RECORD EXCERPTS:
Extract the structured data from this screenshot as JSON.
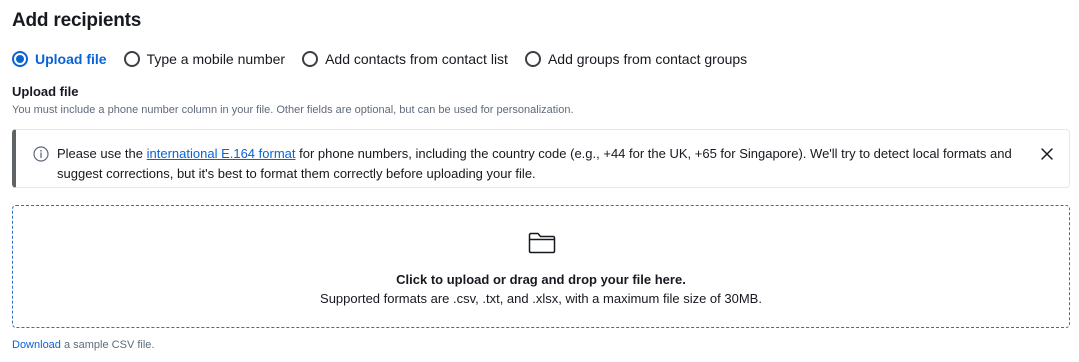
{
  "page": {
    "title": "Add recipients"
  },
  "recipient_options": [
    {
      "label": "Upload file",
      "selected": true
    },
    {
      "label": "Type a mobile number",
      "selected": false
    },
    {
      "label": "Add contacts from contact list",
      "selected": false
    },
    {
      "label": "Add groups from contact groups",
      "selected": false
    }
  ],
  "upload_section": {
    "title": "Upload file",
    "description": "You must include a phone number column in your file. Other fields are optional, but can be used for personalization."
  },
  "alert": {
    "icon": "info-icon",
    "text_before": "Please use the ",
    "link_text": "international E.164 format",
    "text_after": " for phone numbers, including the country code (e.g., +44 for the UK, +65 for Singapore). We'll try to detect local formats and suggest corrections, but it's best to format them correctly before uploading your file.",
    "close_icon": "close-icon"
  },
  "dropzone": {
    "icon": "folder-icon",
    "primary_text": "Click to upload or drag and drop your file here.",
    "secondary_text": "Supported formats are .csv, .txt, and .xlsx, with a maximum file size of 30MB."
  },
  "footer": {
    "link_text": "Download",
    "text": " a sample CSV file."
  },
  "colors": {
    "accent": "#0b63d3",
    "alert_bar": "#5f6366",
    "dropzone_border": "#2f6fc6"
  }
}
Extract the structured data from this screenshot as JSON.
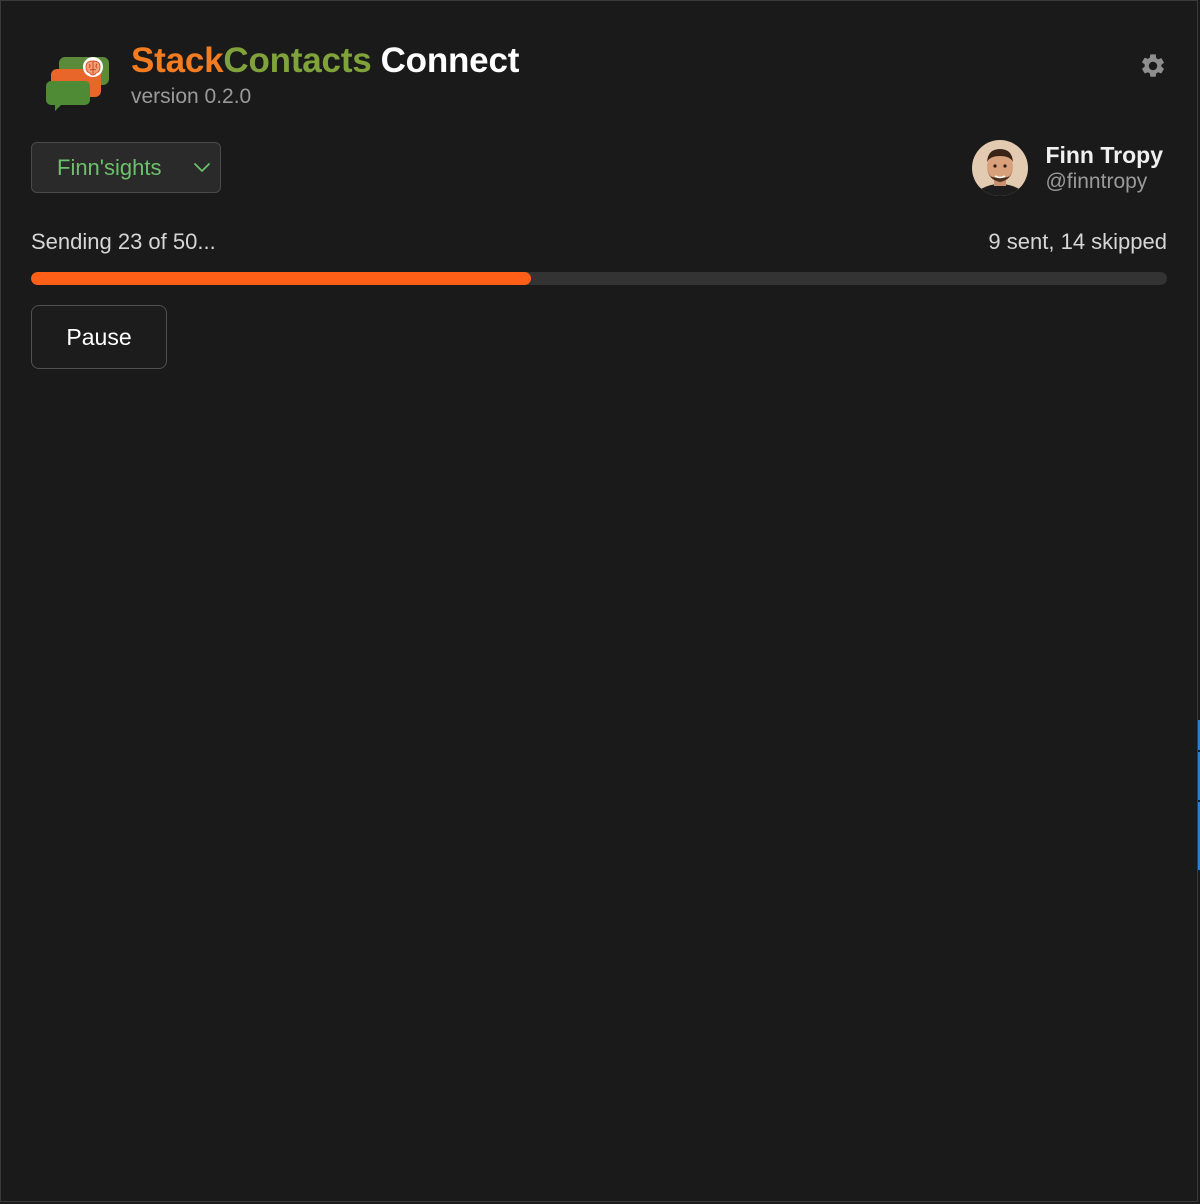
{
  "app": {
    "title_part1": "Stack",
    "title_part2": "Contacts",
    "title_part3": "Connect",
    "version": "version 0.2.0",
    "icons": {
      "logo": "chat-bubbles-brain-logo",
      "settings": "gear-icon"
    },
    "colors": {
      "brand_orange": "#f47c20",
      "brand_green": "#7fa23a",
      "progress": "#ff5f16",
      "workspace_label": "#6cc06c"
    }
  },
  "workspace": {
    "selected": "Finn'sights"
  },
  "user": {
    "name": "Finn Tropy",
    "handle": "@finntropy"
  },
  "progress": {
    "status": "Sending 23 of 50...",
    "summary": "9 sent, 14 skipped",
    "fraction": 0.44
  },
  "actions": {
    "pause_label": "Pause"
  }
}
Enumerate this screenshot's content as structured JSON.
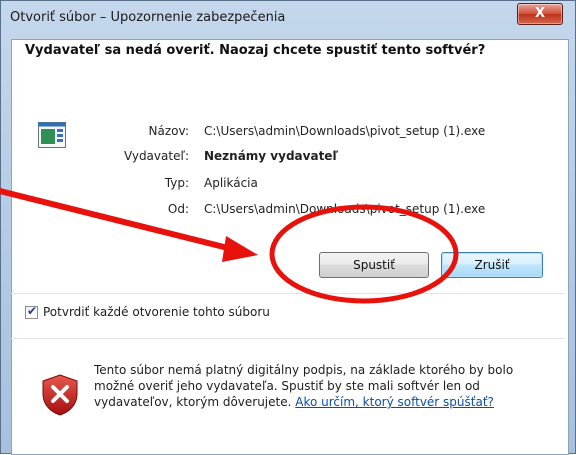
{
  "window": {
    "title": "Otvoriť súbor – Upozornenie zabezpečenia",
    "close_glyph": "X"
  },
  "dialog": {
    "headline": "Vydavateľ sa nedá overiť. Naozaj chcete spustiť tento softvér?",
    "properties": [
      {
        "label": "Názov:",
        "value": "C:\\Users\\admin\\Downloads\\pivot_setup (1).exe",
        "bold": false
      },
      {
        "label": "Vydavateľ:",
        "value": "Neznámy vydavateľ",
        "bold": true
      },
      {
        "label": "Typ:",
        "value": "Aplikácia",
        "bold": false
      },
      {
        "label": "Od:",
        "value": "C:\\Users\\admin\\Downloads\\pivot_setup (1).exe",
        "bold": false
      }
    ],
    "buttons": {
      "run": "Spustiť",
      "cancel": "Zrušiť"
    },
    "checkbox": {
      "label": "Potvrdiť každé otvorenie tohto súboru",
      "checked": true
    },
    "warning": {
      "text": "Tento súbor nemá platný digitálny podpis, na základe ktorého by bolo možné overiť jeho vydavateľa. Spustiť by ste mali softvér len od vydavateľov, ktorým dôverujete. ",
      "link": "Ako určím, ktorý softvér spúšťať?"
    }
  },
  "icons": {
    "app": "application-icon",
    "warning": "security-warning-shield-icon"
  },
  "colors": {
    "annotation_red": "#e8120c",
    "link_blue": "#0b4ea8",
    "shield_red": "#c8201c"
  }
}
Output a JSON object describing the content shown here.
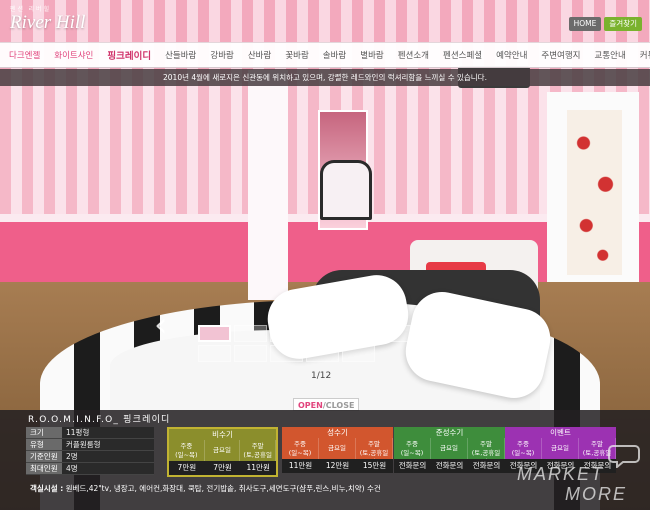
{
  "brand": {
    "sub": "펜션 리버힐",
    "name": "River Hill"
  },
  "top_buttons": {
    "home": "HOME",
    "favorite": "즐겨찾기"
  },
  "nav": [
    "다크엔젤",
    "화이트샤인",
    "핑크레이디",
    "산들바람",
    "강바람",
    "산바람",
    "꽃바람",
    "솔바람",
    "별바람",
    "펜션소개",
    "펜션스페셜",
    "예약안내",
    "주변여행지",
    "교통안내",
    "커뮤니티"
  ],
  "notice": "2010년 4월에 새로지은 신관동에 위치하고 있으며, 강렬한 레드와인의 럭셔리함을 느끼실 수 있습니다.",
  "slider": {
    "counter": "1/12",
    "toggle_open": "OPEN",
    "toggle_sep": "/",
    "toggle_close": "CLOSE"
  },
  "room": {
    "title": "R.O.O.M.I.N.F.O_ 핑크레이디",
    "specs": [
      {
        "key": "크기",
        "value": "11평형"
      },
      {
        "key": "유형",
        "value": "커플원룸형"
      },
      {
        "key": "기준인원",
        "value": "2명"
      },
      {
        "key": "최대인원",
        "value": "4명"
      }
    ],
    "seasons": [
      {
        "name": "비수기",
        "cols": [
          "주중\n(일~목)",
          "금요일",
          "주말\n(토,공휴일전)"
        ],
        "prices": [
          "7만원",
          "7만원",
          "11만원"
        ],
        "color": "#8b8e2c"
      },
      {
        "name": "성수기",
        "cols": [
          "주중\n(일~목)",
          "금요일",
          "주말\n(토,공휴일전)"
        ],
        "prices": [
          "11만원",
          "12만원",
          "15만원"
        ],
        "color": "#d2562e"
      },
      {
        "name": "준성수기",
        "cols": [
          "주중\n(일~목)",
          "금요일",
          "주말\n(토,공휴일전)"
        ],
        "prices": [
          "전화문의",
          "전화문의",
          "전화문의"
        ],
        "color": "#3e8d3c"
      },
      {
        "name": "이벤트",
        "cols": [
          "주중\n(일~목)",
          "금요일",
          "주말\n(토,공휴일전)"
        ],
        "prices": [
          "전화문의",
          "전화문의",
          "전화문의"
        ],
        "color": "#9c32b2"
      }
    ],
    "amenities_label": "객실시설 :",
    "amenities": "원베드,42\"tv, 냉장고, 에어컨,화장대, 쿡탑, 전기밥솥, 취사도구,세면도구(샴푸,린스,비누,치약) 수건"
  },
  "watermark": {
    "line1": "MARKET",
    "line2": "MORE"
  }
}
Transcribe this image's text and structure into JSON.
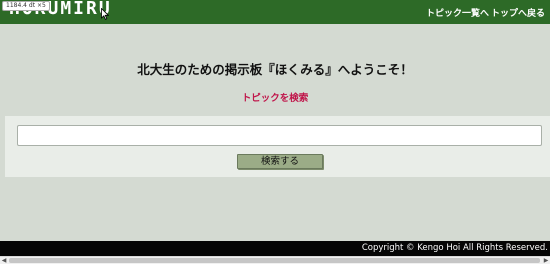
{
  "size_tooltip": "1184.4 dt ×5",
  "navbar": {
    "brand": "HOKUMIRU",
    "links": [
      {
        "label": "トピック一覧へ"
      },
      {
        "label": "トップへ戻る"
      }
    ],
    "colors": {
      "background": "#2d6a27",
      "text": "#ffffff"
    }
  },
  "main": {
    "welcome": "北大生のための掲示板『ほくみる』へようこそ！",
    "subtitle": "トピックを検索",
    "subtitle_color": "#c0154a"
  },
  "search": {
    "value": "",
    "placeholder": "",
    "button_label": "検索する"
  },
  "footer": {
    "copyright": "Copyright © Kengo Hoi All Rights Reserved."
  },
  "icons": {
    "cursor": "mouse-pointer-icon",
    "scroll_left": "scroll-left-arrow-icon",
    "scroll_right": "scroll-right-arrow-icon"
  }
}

YOUR INSTRUCTIONS:
Output all of the data exactly as it stands, minus any images.

THE ANSWER:
Extract the structured data from this screenshot as JSON.
{
  "page": {
    "title": "Add recipients"
  },
  "recipient_options": [
    {
      "label": "Upload file",
      "selected": true
    },
    {
      "label": "Type a mobile number",
      "selected": false
    },
    {
      "label": "Add contacts from contact list",
      "selected": false
    },
    {
      "label": "Add groups from contact groups",
      "selected": false
    }
  ],
  "upload_section": {
    "title": "Upload file",
    "description": "You must include a phone number column in your file. Other fields are optional, but can be used for personalization."
  },
  "alert": {
    "icon": "info-icon",
    "text_before": "Please use the ",
    "link_text": "international E.164 format",
    "text_after": " for phone numbers, including the country code (e.g., +44 for the UK, +65 for Singapore). We'll try to detect local formats and suggest corrections, but it's best to format them correctly before uploading your file.",
    "close_icon": "close-icon"
  },
  "dropzone": {
    "icon": "folder-icon",
    "primary_text": "Click to upload or drag and drop your file here.",
    "secondary_text": "Supported formats are .csv, .txt, and .xlsx, with a maximum file size of 30MB."
  },
  "footer": {
    "link_text": "Download",
    "text": " a sample CSV file."
  },
  "colors": {
    "accent": "#0b63d3",
    "alert_bar": "#5f6366",
    "dropzone_border": "#2f6fc6"
  }
}
Extract the structured data from this screenshot as JSON.
{
  "app": {
    "title_part1": "Stack",
    "title_part2": "Contacts",
    "title_part3": "Connect",
    "version": "version 0.2.0",
    "icons": {
      "logo": "chat-bubbles-brain-logo",
      "settings": "gear-icon"
    },
    "colors": {
      "brand_orange": "#f47c20",
      "brand_green": "#7fa23a",
      "progress": "#ff5f16",
      "workspace_label": "#6cc06c"
    }
  },
  "workspace": {
    "selected": "Finn'sights"
  },
  "user": {
    "name": "Finn Tropy",
    "handle": "@finntropy"
  },
  "progress": {
    "status": "Sending 23 of 50...",
    "summary": "9 sent, 14 skipped",
    "fraction": 0.44
  },
  "actions": {
    "pause_label": "Pause"
  }
}
Enumerate this screenshot's content as structured JSON.
{
  "window": {
    "title": "Otvoriť súbor – Upozornenie zabezpečenia",
    "close_glyph": "X"
  },
  "dialog": {
    "headline": "Vydavateľ sa nedá overiť. Naozaj chcete spustiť tento softvér?",
    "properties": [
      {
        "label": "Názov:",
        "value": "C:\\Users\\admin\\Downloads\\pivot_setup (1).exe",
        "bold": false
      },
      {
        "label": "Vydavateľ:",
        "value": "Neznámy vydavateľ",
        "bold": true
      },
      {
        "label": "Typ:",
        "value": "Aplikácia",
        "bold": false
      },
      {
        "label": "Od:",
        "value": "C:\\Users\\admin\\Downloads\\pivot_setup (1).exe",
        "bold": false
      }
    ],
    "buttons": {
      "run": "Spustiť",
      "cancel": "Zrušiť"
    },
    "checkbox": {
      "label": "Potvrdiť každé otvorenie tohto súboru",
      "checked": true
    },
    "warning": {
      "text": "Tento súbor nemá platný digitálny podpis, na základe ktorého by bolo možné overiť jeho vydavateľa. Spustiť by ste mali softvér len od vydavateľov, ktorým dôverujete. ",
      "link": "Ako určím, ktorý softvér spúšťať?"
    }
  },
  "icons": {
    "app": "application-icon",
    "warning": "security-warning-shield-icon"
  },
  "colors": {
    "annotation_red": "#e8120c",
    "link_blue": "#0b4ea8",
    "shield_red": "#c8201c"
  }
}
Output a JSON object describing the content shown here.
{
  "brand": {
    "sub": "펜션 리버힐",
    "name": "River Hill"
  },
  "top_buttons": {
    "home": "HOME",
    "favorite": "즐겨찾기"
  },
  "nav": [
    "다크엔젤",
    "화이트샤인",
    "핑크레이디",
    "산들바람",
    "강바람",
    "산바람",
    "꽃바람",
    "솔바람",
    "별바람",
    "펜션소개",
    "펜션스페셜",
    "예약안내",
    "주변여행지",
    "교통안내",
    "커뮤니티"
  ],
  "notice": "2010년 4월에 새로지은 신관동에 위치하고 있으며, 강렬한 레드와인의 럭셔리함을 느끼실 수 있습니다.",
  "slider": {
    "counter": "1/12",
    "toggle_open": "OPEN",
    "toggle_sep": "/",
    "toggle_close": "CLOSE"
  },
  "room": {
    "title": "R.O.O.M.I.N.F.O_ 핑크레이디",
    "specs": [
      {
        "key": "크기",
        "value": "11평형"
      },
      {
        "key": "유형",
        "value": "커플원룸형"
      },
      {
        "key": "기준인원",
        "value": "2명"
      },
      {
        "key": "최대인원",
        "value": "4명"
      }
    ],
    "seasons": [
      {
        "name": "비수기",
        "cols": [
          "주중\n(일~목)",
          "금요일",
          "주말\n(토,공휴일전)"
        ],
        "prices": [
          "7만원",
          "7만원",
          "11만원"
        ],
        "color": "#8b8e2c"
      },
      {
        "name": "성수기",
        "cols": [
          "주중\n(일~목)",
          "금요일",
          "주말\n(토,공휴일전)"
        ],
        "prices": [
          "11만원",
          "12만원",
          "15만원"
        ],
        "color": "#d2562e"
      },
      {
        "name": "준성수기",
        "cols": [
          "주중\n(일~목)",
          "금요일",
          "주말\n(토,공휴일전)"
        ],
        "prices": [
          "전화문의",
          "전화문의",
          "전화문의"
        ],
        "color": "#3e8d3c"
      },
      {
        "name": "이벤트",
        "cols": [
          "주중\n(일~목)",
          "금요일",
          "주말\n(토,공휴일전)"
        ],
        "prices": [
          "전화문의",
          "전화문의",
          "전화문의"
        ],
        "color": "#9c32b2"
      }
    ],
    "amenities_label": "객실시설 :",
    "amenities": "원베드,42\"tv, 냉장고, 에어컨,화장대, 쿡탑, 전기밥솥, 취사도구,세면도구(샴푸,린스,비누,치약) 수건"
  },
  "watermark": {
    "line1": "MARKET",
    "line2": "MORE"
  }
}
Transcribe this image's text and structure into JSON.
{
  "size_tooltip": "1184.4 dt ×5",
  "navbar": {
    "brand": "HOKUMIRU",
    "links": [
      {
        "label": "トピック一覧へ"
      },
      {
        "label": "トップへ戻る"
      }
    ],
    "colors": {
      "background": "#2d6a27",
      "text": "#ffffff"
    }
  },
  "main": {
    "welcome": "北大生のための掲示板『ほくみる』へようこそ！",
    "subtitle": "トピックを検索",
    "subtitle_color": "#c0154a"
  },
  "search": {
    "value": "",
    "placeholder": "",
    "button_label": "検索する"
  },
  "footer": {
    "copyright": "Copyright © Kengo Hoi All Rights Reserved."
  },
  "icons": {
    "cursor": "mouse-pointer-icon",
    "scroll_left": "scroll-left-arrow-icon",
    "scroll_right": "scroll-right-arrow-icon"
  }
}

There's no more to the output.